GIVEN TASK: Lines containing the word "expanded" are the ones to copy from the records below.

SUPPLIED RECORDS:

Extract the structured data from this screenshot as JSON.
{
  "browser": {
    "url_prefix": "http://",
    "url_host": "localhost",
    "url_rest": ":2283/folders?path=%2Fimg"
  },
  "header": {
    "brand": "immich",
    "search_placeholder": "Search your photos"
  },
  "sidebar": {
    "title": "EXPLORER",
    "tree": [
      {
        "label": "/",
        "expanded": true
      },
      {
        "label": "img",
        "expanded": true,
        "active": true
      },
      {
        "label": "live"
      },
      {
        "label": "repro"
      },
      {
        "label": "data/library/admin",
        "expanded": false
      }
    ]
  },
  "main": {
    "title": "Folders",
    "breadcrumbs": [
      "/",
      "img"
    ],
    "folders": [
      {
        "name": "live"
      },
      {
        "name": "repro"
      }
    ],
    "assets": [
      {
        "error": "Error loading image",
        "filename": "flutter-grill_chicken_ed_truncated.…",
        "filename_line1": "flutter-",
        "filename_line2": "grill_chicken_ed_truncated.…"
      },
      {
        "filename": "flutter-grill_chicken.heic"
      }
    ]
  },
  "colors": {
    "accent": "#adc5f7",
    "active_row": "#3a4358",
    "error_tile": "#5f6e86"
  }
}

RESPONSE:
        "expanded": true
        "expanded": true,
        "expanded": false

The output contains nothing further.